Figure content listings
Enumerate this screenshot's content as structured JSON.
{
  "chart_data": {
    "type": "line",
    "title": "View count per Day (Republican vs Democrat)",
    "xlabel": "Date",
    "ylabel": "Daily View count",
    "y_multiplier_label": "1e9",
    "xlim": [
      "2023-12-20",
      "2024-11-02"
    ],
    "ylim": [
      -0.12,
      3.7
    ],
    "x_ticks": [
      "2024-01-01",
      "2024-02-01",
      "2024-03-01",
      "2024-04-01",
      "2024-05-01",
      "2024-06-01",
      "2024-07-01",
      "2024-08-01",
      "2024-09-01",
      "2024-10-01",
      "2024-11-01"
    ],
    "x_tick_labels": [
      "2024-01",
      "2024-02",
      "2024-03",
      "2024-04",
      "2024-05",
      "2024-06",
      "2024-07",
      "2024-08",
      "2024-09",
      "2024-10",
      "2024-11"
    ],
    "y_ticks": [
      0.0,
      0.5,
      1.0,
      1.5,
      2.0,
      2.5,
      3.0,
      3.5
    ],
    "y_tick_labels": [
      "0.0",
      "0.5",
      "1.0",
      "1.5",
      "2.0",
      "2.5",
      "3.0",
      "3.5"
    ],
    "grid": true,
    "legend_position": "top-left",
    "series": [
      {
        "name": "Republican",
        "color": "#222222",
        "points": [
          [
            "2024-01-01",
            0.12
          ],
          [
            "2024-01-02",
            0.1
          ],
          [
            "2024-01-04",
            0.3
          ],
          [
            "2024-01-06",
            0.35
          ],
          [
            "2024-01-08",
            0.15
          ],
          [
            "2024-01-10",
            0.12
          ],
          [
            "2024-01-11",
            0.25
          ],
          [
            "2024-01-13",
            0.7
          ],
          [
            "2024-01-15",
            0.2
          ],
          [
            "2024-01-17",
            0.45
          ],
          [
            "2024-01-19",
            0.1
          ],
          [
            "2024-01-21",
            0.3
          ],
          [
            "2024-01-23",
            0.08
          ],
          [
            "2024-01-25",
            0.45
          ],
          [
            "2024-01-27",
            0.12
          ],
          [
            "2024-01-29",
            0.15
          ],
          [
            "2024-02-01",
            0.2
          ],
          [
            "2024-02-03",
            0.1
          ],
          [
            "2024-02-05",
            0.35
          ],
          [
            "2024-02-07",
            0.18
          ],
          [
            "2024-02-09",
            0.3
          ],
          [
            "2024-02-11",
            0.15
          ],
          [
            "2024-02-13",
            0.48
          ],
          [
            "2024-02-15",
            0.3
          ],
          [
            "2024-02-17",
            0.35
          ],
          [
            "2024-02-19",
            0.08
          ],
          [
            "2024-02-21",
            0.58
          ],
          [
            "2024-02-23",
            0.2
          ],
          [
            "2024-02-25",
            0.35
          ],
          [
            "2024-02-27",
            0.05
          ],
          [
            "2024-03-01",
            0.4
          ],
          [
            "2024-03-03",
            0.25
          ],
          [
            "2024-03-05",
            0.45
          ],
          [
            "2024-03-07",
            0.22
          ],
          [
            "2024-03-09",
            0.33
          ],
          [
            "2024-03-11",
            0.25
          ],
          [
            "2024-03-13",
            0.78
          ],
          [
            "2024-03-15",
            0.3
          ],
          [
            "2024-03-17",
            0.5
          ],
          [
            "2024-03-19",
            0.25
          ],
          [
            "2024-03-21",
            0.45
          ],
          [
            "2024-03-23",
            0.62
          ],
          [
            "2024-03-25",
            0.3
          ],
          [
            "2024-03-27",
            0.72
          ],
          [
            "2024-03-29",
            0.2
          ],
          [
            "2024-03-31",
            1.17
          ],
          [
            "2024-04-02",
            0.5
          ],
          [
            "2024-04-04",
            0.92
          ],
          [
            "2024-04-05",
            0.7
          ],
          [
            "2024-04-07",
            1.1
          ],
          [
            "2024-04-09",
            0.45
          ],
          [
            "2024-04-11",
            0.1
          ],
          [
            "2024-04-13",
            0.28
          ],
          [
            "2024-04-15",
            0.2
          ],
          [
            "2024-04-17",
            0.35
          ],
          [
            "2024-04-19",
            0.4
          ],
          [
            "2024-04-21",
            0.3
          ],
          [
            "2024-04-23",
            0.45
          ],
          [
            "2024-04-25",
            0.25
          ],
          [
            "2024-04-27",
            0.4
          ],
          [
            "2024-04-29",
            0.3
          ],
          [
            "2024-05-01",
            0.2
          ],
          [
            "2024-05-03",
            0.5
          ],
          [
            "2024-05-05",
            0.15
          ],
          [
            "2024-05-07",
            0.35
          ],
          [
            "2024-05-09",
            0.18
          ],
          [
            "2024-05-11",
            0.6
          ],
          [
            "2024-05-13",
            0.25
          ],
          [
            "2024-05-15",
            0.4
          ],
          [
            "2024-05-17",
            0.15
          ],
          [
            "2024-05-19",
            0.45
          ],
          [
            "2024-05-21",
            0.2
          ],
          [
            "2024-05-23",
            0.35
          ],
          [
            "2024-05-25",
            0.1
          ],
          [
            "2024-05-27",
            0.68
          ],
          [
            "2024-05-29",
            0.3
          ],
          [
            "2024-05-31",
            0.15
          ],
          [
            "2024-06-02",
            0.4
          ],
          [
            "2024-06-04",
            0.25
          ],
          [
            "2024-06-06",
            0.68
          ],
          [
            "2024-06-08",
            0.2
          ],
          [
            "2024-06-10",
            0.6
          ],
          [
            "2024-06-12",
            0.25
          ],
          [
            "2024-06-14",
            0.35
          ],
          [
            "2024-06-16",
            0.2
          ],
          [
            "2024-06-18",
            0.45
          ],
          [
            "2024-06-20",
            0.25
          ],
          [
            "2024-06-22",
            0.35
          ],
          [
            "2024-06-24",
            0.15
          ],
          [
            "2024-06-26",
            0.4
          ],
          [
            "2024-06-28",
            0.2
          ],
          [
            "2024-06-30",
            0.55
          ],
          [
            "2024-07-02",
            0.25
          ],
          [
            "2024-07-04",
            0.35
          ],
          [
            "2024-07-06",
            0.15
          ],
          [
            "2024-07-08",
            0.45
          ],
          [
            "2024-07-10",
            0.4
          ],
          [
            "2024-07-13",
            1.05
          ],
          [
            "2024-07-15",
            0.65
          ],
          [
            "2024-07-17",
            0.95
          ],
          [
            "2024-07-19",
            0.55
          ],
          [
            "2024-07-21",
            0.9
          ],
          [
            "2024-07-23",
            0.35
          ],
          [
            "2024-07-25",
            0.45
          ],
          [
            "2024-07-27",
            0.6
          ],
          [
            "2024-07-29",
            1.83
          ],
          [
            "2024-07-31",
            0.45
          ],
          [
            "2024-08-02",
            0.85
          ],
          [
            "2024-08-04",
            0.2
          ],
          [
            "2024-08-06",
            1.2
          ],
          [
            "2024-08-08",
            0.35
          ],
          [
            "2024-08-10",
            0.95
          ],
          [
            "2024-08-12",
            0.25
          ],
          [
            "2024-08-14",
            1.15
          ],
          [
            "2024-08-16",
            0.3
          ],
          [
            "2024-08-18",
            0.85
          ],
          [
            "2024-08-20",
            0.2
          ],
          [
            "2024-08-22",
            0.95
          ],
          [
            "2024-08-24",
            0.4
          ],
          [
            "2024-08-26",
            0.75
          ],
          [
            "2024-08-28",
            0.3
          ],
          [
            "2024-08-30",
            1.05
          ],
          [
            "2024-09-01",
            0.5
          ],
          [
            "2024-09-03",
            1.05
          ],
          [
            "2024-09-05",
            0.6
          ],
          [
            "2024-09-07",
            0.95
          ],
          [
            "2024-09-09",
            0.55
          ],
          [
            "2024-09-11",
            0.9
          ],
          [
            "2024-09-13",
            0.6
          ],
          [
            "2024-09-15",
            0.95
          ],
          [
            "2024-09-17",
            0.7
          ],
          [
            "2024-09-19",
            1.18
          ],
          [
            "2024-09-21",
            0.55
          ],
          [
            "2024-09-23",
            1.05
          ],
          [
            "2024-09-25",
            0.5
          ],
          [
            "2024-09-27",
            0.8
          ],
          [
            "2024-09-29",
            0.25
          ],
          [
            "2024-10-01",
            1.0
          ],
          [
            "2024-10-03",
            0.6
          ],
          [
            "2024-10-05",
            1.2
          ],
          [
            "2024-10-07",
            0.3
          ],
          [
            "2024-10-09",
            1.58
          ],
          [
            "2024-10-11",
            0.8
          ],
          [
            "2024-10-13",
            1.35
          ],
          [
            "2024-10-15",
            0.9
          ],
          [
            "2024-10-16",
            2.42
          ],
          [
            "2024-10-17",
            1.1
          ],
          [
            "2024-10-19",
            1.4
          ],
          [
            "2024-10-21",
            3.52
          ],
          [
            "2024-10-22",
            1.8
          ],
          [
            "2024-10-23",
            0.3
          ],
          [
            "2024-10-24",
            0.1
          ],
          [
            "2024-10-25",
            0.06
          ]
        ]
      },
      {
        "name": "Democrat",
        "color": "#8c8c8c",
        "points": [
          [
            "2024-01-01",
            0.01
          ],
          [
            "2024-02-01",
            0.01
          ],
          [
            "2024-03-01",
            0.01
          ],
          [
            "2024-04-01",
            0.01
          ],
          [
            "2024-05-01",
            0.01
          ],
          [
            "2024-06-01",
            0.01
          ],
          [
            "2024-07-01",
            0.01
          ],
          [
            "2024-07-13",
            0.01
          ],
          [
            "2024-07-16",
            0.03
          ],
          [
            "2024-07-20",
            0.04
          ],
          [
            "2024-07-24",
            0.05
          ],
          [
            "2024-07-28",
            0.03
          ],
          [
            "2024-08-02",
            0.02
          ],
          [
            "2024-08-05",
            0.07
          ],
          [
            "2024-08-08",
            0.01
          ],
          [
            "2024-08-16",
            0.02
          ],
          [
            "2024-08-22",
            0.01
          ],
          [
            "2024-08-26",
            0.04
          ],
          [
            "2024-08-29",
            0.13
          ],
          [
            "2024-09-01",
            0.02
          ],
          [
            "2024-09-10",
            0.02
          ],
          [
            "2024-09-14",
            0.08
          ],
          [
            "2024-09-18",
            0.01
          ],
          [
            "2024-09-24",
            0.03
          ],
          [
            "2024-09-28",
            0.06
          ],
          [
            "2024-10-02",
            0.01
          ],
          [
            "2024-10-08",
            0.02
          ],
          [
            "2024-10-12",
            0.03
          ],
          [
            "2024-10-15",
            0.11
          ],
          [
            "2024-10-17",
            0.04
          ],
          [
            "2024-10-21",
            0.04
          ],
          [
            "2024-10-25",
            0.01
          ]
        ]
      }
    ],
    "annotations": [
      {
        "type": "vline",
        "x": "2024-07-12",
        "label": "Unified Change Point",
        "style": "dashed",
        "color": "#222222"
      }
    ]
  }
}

◆ Short problem ◆
In the entries above, find each line with the string "Republican" and copy it.

◆ Response for this exercise ◆
    "title": "View count per Day (Republican vs Democrat)",
        "name": "Republican",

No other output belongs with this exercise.